EXERCISE PROMPT> Carry on the essay below about running the Gildan Underwear Run in New York City, starting right after its last sentence.

— begin EXCERPT —

What I Learned About Body-Positivity from Running Through NYC In My Underwear

A lot of things can fly under the radar in NYC that would cause a total commotion elsewhere. Morning commute pole-dancing by subway entertainers, naked cowboys serenading tourists…But running around in your underwear? That might just be the craziest NYC-approved thing I’ve done.

I’m not shy about my body-any chance to not wear pants, show a little midriff, or live in just a bathing suit is A-OK with me. My college roommates would joke that they’d seen my full moon more than they’d even see their own. And, as of late, my life has been so absorbed by fitness that I’ve stopped thinking about my body in terms of what it looks like and instead for what it can do. So when I got the invite to run the 1.7-mile Gildan Underwear Run-an annual race to celebrate the beginning of the New York City Triathlon weekend-my initial thought was, “This is hilarious. I can run 1.7 miles. Hell, yeah-let’s do it!”

But as the race drew closer and the reality of my commitment sank in, I had a lot more questions, concerns, thoughts, and feelings. Here, everything I learned along the way of what I thought would be a good-time, no-worries streaking sesh-and why I think you should strip down too.

1. Your support squad means more than you think.

I originally planned to do the race with two friends. Something about running solo and underwear-clad through Central Park didn’t seem as appealing as having a squad to Snapchat, giggle, and #realtalk with through it all. Plus, how cute would it be if we got matching tighty whities to wear with a cheeky saying on the butt? I could just see the future Insta post in my head and was already brainstorming a caption… that is, until my friends bailed. To be fair, they both had legit work-related excuses, but that didn’t mean running around alone was going to be any fun. Suddenly, I was terrified of sitting at the starting line alone, naked, and afraid (ok, not really, but kinda). (And I wasn’t even stripping all the way down. This writer ran a 5k totally naked!)

— end EXCERPT —
— begin GIVEN MATERIAL —

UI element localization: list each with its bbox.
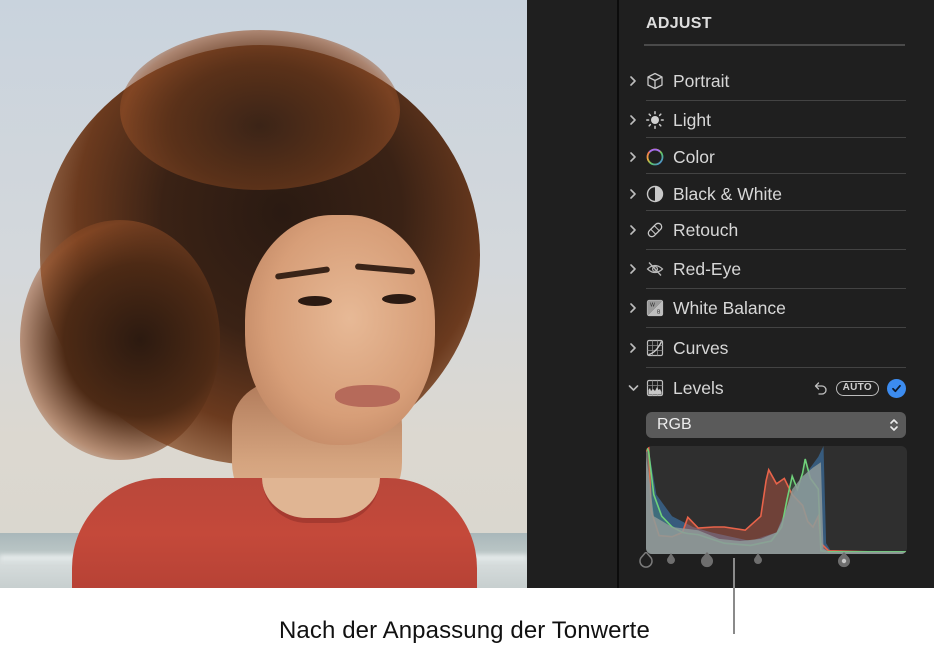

— end GIVEN MATERIAL —

ANSWER>
2. It’s easy to be comfortable when you’re, well, comfortable.

I agonized over what to wear. (The idea of running in ANY of my underwear seemed utterly impossible. Thongs? No way. Cheekies? Nope. Boy shorts? Wedgie central.) Eventually, I settled on the most butt-covering bikini briefs I could find and my #LoveMyShape sports bra, which seemed highly appropriate for the occasion. (Here, read all about our epic #LoveMyShape movement.)

I decided to run from my apartment to the starting line in just my sports bra and shorts, because I wasn’t sure of the bag check situation. The idea of wearing my running belt to hold my phone, keys, etc. seemed ridiculous considering I wasn’t even going to be wearing pants. Do I listen to music? Do these sneakers look dumb? What do I do with my hands? Can I even run? You don’t realize how clothes function as a safety blanket are until you can’t have them-I was second-guessing everything.

On my way to the starting line, I was paranoid that EVERYONE was looking at me, and I hadn’t even shed my shorts yet. Normally, I’m totally comfortable rocking a sports bra during a run or workout-so why was I so nervous and self-conscious? This was going to be one long-ass 1.7-mile race. (Read about how one woman’s learned to love wearing just a sports bra in public.)

3. Body confidence isn’t a destination-it’s a journey. That never ends.

When “perfect” people complain about their insecurities, people get mad. “Imposter!” cry the internet trolls, as if a socially-accepted outward appearance means everything is golden inside too. But no one is truly confident and happy with their body 100 percent of the time. Even if you’re feeling pretty damn good right now, you may be put in a situation where that seemingly rock-solid floor beneath you totally disappears. Maybe it’ll happen when you’re stripping down with a new intimate partner, rocking an outfit that’s totally outside your normal style, or undergoing some life experience that’s radically changing your body (hi, pregnancy). At some point, life will test your body confidence in a way that feels like it takes you back to square one. For me, that was standing alone in my underwear at the starting line.

4. A body is just a body-and what it looks like doesn’t have anything to do with what you’re worth.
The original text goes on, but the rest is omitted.